**DIRECTIONS FOR THIS TASK**. From the listing below, count the lines where the string "xlabel" occurs. Give the number, with no other words.
-- DATA FOR PROCESSING start --
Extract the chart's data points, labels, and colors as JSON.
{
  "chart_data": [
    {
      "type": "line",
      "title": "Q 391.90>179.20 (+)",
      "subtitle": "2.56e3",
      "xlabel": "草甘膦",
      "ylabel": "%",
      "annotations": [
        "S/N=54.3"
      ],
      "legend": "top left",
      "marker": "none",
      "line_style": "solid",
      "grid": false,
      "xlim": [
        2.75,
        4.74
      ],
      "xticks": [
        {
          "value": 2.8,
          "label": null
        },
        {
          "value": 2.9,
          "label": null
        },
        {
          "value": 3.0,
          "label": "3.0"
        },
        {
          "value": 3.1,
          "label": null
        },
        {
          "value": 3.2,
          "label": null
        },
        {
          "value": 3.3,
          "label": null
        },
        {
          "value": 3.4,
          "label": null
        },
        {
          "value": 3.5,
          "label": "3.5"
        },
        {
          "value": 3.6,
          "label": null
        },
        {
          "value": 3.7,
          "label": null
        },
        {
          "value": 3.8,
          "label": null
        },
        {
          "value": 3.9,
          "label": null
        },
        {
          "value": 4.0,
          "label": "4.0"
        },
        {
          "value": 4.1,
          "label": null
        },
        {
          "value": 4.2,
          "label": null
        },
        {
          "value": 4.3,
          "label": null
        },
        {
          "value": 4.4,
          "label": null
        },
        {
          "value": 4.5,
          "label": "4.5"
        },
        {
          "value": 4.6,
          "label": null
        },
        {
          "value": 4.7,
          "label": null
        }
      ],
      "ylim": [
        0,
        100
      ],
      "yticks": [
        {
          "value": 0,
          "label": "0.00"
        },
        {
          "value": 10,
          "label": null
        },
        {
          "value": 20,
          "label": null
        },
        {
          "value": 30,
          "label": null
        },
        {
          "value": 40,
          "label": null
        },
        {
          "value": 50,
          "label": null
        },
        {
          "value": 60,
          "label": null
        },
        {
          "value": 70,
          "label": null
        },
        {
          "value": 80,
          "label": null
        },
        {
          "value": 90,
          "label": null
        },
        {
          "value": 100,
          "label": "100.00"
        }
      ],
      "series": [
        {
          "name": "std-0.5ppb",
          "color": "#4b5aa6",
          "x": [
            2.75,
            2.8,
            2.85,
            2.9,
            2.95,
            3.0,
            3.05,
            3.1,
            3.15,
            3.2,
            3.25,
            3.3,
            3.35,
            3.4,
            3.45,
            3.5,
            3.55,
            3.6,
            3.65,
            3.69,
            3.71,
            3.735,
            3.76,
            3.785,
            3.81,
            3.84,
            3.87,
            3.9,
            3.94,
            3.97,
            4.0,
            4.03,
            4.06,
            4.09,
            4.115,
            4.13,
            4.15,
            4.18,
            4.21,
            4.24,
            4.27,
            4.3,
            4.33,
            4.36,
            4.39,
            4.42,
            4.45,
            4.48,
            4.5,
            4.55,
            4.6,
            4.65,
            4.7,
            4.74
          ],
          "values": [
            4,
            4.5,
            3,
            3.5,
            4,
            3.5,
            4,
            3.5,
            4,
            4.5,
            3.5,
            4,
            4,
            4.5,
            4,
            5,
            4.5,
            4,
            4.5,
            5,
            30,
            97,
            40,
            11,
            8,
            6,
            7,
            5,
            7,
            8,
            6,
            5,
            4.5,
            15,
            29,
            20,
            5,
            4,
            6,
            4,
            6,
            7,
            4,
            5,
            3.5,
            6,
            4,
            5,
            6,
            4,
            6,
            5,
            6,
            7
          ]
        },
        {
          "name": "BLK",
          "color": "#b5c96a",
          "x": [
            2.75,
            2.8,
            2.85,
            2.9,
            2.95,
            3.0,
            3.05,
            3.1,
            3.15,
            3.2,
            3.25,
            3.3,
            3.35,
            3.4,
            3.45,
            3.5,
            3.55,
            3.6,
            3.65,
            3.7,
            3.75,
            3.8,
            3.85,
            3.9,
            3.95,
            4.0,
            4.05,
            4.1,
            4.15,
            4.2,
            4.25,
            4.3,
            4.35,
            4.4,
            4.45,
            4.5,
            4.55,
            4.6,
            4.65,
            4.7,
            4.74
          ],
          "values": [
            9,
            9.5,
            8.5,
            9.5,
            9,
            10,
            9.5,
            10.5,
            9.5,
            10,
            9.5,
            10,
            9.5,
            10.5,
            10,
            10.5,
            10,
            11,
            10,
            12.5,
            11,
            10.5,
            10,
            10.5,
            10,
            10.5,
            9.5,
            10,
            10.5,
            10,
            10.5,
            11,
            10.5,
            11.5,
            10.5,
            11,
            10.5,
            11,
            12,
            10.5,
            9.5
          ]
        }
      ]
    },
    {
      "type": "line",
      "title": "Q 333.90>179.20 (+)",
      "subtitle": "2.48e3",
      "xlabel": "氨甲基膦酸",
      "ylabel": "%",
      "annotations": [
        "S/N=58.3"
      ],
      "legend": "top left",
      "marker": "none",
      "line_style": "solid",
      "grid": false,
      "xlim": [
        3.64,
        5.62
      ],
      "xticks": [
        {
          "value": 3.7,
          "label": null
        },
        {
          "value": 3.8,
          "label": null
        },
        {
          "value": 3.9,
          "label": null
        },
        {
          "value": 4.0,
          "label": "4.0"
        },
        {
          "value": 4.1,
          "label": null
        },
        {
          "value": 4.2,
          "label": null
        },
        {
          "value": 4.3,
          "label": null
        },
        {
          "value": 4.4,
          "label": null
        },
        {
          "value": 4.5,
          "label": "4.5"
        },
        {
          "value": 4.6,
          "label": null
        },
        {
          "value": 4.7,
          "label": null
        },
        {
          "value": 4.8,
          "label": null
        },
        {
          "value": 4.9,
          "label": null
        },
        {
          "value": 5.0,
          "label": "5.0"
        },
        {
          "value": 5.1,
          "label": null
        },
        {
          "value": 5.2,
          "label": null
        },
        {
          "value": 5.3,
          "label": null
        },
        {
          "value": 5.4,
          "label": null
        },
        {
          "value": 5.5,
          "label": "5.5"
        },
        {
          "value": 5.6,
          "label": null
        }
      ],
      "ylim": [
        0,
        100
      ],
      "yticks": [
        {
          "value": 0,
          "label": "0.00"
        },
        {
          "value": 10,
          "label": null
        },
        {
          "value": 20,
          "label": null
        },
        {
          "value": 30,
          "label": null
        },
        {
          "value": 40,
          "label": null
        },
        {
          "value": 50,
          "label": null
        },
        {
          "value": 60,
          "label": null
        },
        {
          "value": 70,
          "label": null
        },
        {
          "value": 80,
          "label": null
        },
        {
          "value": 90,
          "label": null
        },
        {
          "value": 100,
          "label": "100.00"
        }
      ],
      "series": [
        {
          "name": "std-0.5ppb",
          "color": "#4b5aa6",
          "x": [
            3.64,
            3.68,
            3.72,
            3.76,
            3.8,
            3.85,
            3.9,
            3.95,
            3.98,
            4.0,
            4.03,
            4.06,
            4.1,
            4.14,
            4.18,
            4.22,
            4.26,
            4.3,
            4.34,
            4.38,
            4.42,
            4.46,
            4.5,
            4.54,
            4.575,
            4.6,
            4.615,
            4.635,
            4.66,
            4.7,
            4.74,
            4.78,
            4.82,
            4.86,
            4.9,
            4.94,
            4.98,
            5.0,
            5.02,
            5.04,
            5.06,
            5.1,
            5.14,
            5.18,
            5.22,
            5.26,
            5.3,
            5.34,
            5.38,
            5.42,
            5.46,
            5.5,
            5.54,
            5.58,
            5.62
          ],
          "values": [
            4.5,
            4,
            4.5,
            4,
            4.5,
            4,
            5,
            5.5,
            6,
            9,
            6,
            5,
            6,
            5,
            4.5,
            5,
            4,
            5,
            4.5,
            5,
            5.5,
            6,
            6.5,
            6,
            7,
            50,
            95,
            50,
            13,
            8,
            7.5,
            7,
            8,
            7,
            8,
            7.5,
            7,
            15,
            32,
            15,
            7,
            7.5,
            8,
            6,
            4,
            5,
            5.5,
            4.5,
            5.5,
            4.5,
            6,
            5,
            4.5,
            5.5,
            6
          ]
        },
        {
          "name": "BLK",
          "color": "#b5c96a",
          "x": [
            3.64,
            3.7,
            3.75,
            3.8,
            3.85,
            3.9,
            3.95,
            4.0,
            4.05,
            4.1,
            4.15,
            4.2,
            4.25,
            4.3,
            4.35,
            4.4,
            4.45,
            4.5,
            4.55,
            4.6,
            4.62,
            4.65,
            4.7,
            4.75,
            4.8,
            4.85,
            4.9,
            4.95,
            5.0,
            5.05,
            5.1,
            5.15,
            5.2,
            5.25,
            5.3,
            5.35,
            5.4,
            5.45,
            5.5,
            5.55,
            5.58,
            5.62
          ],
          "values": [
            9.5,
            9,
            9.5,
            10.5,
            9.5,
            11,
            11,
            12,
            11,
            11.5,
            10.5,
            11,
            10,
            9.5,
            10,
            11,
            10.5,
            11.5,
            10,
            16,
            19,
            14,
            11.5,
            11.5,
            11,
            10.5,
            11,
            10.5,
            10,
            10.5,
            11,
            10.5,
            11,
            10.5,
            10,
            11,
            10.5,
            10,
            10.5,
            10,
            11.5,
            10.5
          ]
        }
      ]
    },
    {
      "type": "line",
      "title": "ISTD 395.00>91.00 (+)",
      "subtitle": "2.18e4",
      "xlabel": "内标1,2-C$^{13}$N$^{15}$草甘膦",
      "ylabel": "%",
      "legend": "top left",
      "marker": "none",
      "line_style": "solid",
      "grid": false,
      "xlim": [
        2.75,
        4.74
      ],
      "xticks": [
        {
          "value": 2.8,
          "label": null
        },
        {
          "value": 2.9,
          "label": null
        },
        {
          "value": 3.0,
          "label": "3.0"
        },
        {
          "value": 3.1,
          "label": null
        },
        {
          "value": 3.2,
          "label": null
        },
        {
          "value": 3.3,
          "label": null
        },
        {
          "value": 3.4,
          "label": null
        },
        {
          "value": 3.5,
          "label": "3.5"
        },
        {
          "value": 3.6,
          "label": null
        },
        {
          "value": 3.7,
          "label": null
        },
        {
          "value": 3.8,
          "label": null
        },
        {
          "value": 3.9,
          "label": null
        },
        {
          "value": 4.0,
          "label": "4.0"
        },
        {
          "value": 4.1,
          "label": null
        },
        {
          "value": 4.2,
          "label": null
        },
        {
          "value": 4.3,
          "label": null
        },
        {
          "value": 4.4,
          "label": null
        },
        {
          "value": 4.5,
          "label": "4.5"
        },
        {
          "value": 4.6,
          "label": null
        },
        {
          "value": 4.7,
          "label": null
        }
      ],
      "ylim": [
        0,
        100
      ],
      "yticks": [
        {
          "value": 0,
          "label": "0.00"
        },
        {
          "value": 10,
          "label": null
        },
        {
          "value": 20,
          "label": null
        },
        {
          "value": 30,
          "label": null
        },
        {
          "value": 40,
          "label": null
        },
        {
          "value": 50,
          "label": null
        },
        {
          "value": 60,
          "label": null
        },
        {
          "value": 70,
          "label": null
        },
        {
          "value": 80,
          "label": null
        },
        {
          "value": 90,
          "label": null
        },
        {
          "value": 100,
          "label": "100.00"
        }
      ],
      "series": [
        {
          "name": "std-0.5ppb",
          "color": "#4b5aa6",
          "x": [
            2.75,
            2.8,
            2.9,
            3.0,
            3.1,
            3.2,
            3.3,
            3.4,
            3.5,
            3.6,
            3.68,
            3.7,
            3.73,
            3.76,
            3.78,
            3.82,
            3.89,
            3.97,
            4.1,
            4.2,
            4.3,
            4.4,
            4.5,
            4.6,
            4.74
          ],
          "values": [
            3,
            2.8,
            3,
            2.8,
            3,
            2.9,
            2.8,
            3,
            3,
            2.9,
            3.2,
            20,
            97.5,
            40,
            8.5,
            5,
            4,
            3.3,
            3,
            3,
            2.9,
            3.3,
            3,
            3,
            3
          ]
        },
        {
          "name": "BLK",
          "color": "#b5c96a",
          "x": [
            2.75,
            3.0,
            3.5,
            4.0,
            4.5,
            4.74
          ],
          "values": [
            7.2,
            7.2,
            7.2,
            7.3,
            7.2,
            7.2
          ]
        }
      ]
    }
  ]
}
-- DATA FOR PROCESSING end --
**RESULT OF THIS EXERCISE**. 3